### What this task involves:
Reproduce each line exactly, including spacing and punctuation.

+++

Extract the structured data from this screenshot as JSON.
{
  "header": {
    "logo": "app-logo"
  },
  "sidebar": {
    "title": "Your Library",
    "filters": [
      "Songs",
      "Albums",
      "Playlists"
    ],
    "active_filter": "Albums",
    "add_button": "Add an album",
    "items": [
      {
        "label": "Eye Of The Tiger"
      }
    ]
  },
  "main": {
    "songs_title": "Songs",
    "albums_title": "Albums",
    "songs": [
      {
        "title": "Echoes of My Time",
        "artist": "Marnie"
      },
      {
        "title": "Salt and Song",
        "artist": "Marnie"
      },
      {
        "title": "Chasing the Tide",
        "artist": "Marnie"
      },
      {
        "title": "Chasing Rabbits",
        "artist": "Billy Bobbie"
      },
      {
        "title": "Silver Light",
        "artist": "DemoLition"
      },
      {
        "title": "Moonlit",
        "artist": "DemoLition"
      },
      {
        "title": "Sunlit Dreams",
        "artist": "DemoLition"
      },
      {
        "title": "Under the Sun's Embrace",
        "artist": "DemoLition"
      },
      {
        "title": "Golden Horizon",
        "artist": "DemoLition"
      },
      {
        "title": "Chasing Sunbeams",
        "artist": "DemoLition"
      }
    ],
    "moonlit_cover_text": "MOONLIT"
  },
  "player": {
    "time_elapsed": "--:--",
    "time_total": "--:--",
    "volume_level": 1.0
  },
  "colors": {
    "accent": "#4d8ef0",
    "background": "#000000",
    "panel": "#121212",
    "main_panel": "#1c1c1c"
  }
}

+++

### Exercise response:
Extract the structured data from this screenshot as JSON.
{
  "header": {
    "logo": "app-logo"
  },
  "sidebar": {
    "title": "Your Library",
    "filters": [
      "Songs",
      "Albums",
      "Playlists"
    ],
    "active_filter": "Albums",
    "add_button": "Add an album",
    "items": [
      {
        "label": "Eye Of The Tiger"
      }
    ]
  },
  "main": {
    "songs_title": "Songs",
    "albums_title": "Albums",
    "songs": [
      {
        "title": "Echoes of My Time",
        "artist": "Marnie"
      },
      {
        "title": "Salt and Song",
        "artist": "Marnie"
      },
      {
        "title": "Chasing the Tide",
        "artist": "Marnie"
      },
      {
        "title": "Chasing Rabbits",
        "artist": "Billy Bobbie"
      },
      {
        "title": "Silver Light",
        "artist": "DemoLition"
      },
      {
        "title": "Moonlit",
        "artist": "DemoLition"
      },
      {
        "title": "Sunlit Dreams",
        "artist": "DemoLition"
      },
      {
        "title": "Under the Sun's Embrace",
        "artist": "DemoLition"
      },
      {
        "title": "Golden Horizon",
        "artist": "DemoLition"
      },
      {
        "title": "Chasing Sunbeams",
        "artist": "DemoLition"
      }
    ],
    "moonlit_cover_text": "MOONLIT"
  },
  "player": {
    "time_elapsed": "--:--",
    "time_total": "--:--",
    "volume_level": 1.0
  },
  "colors": {
    "accent": "#4d8ef0",
    "background": "#000000",
    "panel": "#121212",
    "main_panel": "#1c1c1c"
  }
}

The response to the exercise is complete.